- _RECORDS SHOWN_:
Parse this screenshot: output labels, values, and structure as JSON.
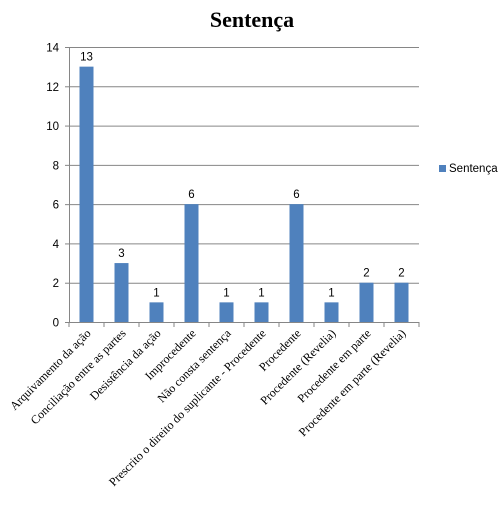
{
  "chart_data": {
    "type": "bar",
    "title": "Sentença",
    "categories": [
      "Arquivamento da ação",
      "Conciliação entre as partes",
      "Desistência da ação",
      "Improcedente",
      "Não consta sentença",
      "Prescrito o direito do suplicante - Procedente",
      "Procedente",
      "Procedente (Revelia)",
      "Procedente em parte",
      "Procedente em parte (Revelia)"
    ],
    "series": [
      {
        "name": "Sentença",
        "values": [
          13,
          3,
          1,
          6,
          1,
          1,
          6,
          1,
          2,
          2
        ]
      }
    ],
    "ylim": [
      0,
      14
    ],
    "yticks": [
      0,
      2,
      4,
      6,
      8,
      10,
      12,
      14
    ],
    "grid": true,
    "legend_position": "right",
    "bar_color": "#4f81bd",
    "grid_color": "#868686"
  }
}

- _DIRECTION_: From the listing above, copy out each line where the word "Revelia" appears.

- _RESULT OF THIS TASK_:
      "Procedente (Revelia)",
      "Procedente em parte (Revelia)"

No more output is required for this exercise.